Work to be completed: Tally every line of the listing where the string "hills" is found, and state the total alone.
- - - - -
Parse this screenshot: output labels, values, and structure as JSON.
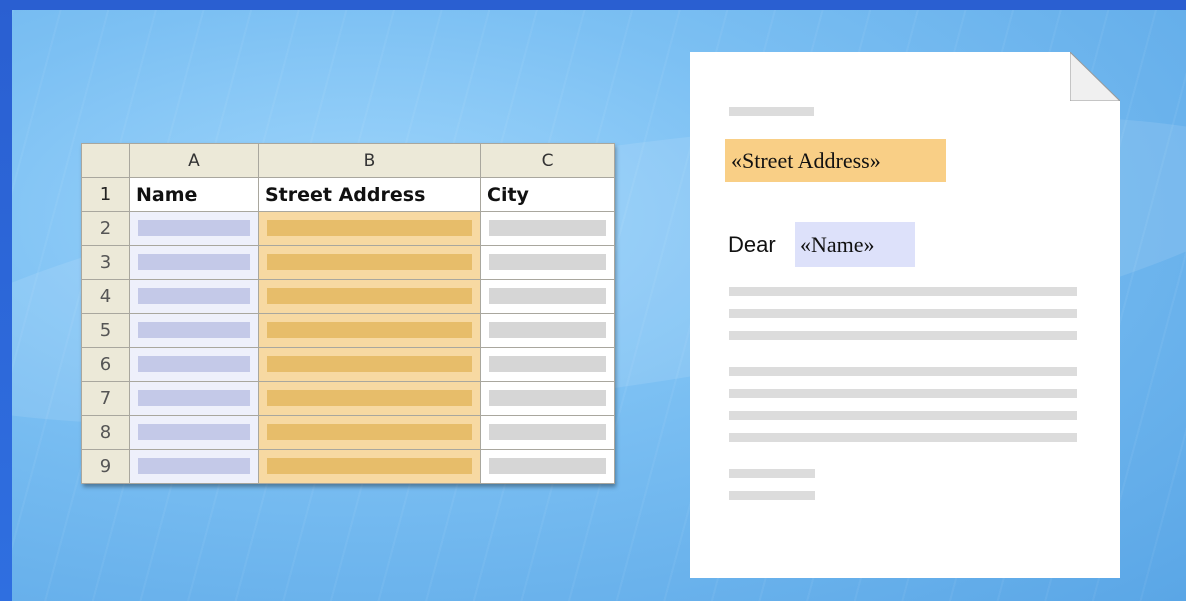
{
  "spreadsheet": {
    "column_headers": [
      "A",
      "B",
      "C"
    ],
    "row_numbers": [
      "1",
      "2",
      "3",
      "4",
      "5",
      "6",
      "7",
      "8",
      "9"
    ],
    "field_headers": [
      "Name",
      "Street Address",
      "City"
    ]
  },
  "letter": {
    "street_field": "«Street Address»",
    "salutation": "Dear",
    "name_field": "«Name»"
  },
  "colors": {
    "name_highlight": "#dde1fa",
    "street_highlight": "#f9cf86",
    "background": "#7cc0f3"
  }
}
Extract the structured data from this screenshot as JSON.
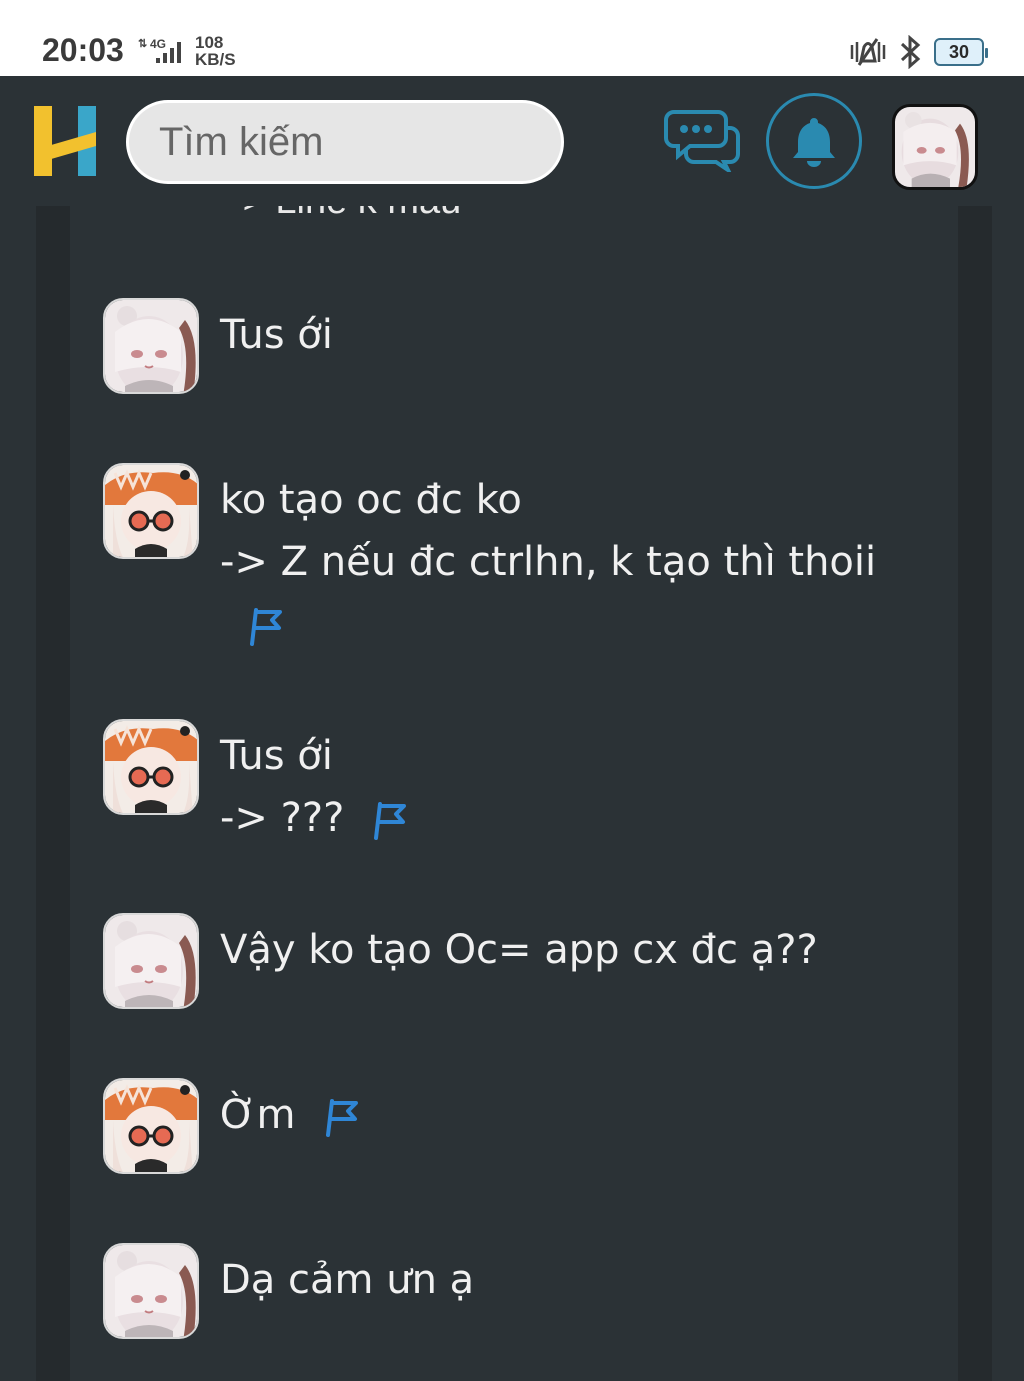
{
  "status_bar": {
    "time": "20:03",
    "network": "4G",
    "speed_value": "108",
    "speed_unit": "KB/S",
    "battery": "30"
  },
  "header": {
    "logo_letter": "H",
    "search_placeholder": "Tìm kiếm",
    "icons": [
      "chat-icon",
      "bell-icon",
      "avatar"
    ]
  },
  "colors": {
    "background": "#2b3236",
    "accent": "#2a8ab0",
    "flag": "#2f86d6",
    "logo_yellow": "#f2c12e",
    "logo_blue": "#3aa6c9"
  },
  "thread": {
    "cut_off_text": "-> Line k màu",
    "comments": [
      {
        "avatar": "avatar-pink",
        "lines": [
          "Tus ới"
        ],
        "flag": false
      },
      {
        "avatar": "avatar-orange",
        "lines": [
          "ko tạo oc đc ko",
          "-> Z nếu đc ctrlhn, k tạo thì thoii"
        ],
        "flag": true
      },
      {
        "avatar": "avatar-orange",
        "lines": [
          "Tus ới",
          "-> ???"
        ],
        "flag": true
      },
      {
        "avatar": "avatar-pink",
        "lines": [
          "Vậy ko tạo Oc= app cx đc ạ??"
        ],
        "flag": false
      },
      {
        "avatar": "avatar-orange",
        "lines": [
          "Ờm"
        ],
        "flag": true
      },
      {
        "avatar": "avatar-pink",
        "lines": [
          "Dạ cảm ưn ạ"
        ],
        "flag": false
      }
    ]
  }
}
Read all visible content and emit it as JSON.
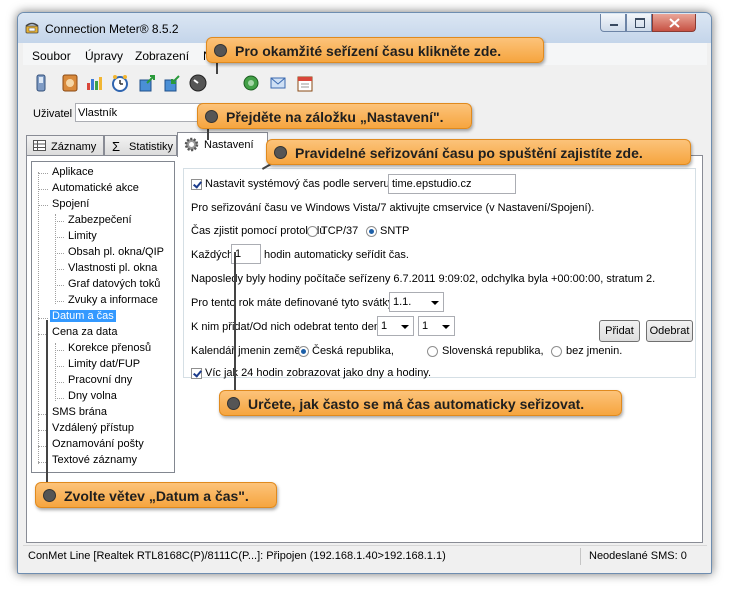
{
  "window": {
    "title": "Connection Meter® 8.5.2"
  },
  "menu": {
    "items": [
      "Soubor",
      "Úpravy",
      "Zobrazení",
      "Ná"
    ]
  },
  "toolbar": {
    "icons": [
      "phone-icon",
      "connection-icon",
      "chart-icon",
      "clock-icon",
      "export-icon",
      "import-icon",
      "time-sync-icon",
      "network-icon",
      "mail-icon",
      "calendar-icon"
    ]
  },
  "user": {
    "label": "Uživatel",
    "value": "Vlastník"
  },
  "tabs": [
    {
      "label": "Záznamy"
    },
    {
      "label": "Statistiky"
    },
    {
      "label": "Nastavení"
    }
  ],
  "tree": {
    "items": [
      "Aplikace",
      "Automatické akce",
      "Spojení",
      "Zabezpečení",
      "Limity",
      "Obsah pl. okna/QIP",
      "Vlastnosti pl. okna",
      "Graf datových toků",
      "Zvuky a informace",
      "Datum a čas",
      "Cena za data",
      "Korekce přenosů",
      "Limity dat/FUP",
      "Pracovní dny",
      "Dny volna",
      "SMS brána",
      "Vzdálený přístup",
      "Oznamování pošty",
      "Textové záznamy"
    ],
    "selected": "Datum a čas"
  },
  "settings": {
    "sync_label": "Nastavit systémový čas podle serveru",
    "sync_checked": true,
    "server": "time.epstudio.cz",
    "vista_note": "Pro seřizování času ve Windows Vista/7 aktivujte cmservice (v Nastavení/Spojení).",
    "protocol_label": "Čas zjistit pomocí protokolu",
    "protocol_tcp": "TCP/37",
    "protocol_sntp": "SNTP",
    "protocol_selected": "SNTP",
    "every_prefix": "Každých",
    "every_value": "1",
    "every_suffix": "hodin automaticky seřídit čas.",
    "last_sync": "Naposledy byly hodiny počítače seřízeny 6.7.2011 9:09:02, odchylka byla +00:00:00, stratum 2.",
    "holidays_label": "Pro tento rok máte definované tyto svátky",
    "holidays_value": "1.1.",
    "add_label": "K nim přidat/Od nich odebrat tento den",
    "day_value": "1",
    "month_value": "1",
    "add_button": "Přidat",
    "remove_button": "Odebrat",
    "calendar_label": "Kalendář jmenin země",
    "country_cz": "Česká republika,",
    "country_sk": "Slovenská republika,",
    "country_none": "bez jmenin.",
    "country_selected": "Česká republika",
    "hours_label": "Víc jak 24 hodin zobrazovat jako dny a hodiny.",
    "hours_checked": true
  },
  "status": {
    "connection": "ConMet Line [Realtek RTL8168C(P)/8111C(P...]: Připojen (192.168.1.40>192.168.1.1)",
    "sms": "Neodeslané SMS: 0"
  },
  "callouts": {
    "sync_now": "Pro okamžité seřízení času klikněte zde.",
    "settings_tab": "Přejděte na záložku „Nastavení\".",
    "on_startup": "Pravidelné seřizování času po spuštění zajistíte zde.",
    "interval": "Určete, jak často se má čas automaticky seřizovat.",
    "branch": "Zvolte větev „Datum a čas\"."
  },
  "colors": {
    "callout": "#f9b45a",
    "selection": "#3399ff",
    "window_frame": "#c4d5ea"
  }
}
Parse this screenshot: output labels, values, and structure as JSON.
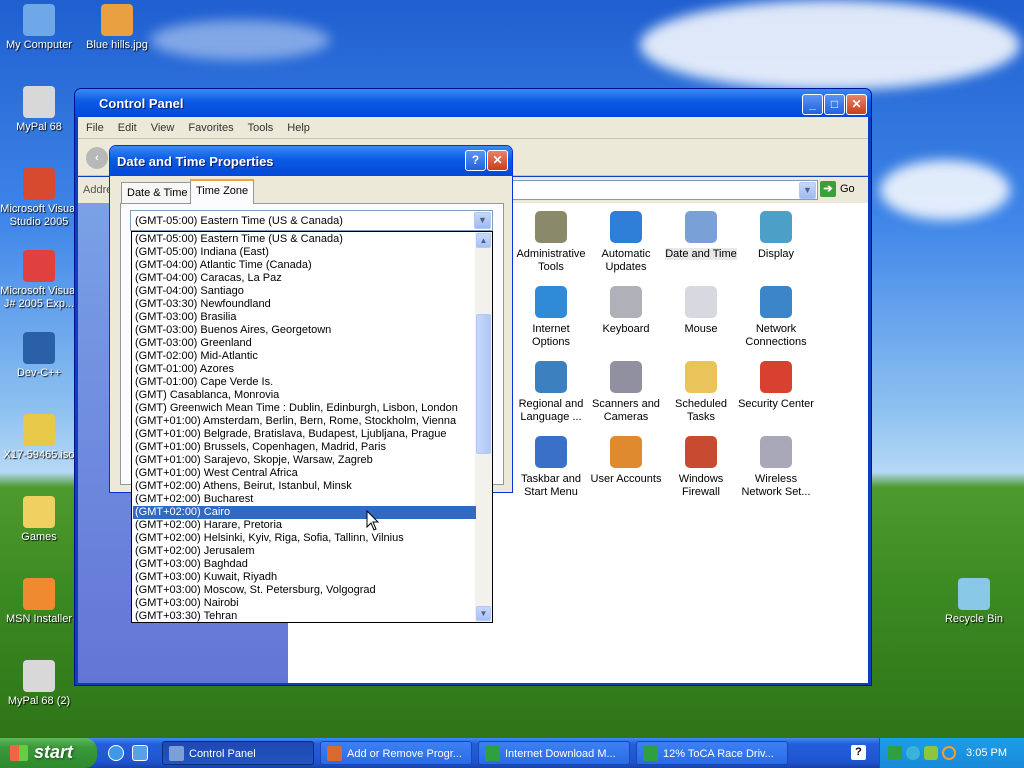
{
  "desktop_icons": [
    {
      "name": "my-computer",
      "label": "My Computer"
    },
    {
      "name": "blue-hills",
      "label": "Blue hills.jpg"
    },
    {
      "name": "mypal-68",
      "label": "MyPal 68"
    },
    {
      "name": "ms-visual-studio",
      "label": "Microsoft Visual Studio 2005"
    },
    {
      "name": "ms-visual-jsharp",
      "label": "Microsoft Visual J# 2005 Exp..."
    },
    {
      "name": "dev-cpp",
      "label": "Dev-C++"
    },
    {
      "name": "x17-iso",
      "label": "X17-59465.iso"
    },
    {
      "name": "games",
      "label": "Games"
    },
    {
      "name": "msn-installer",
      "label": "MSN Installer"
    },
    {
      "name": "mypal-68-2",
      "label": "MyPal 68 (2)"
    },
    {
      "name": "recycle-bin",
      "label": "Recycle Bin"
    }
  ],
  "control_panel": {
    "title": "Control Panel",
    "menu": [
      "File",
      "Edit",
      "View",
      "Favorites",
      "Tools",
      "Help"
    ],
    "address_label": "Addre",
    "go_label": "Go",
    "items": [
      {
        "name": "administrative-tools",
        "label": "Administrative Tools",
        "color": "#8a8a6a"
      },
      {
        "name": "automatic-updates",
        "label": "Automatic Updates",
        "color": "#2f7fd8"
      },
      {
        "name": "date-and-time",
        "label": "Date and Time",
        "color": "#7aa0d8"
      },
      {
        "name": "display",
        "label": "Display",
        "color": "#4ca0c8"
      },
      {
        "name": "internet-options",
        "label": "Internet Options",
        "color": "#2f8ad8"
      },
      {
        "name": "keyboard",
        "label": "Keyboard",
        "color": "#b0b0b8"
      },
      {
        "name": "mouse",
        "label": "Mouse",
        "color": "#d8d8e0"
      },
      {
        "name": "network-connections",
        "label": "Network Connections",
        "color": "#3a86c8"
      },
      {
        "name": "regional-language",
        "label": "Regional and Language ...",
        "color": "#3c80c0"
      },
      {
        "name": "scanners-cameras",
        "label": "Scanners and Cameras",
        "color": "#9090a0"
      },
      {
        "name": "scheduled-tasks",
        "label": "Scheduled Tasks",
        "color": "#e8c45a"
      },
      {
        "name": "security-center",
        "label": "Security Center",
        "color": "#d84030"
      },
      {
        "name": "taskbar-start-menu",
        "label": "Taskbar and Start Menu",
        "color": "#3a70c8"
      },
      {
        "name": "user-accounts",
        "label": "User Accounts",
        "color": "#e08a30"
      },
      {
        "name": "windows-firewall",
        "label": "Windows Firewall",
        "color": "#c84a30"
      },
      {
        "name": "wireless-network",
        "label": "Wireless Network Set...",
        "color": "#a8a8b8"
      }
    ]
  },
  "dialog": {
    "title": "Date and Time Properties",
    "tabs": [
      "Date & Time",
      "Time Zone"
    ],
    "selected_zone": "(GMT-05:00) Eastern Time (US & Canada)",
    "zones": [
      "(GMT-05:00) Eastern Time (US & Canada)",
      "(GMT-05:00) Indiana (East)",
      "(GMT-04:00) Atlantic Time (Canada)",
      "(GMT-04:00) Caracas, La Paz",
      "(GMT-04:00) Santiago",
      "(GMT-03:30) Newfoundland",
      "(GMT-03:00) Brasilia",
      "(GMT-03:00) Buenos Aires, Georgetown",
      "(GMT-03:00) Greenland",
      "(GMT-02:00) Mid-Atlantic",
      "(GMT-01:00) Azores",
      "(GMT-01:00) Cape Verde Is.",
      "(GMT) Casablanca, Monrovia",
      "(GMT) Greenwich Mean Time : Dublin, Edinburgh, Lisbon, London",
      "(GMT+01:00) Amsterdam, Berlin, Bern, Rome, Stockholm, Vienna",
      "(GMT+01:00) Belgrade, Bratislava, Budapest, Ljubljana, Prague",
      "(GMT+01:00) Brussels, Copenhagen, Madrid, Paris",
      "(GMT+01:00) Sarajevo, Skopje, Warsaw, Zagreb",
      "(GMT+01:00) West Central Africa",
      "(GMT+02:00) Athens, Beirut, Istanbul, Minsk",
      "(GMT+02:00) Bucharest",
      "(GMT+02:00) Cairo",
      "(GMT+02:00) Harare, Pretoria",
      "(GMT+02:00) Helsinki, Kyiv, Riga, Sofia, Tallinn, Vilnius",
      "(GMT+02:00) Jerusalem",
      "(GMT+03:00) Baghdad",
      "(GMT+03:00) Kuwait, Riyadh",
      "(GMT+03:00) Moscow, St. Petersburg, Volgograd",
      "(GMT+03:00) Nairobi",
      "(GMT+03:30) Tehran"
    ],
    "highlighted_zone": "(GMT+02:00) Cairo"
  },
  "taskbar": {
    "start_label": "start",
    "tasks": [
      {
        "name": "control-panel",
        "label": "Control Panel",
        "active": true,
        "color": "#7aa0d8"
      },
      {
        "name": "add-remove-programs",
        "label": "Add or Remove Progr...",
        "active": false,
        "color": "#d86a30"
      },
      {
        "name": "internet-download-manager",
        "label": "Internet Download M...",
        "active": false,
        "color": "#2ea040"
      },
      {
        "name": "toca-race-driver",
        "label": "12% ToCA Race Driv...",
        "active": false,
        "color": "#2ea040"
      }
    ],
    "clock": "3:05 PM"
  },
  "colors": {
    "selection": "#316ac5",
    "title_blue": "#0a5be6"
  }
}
- - - - -
Reply to the exercise: 2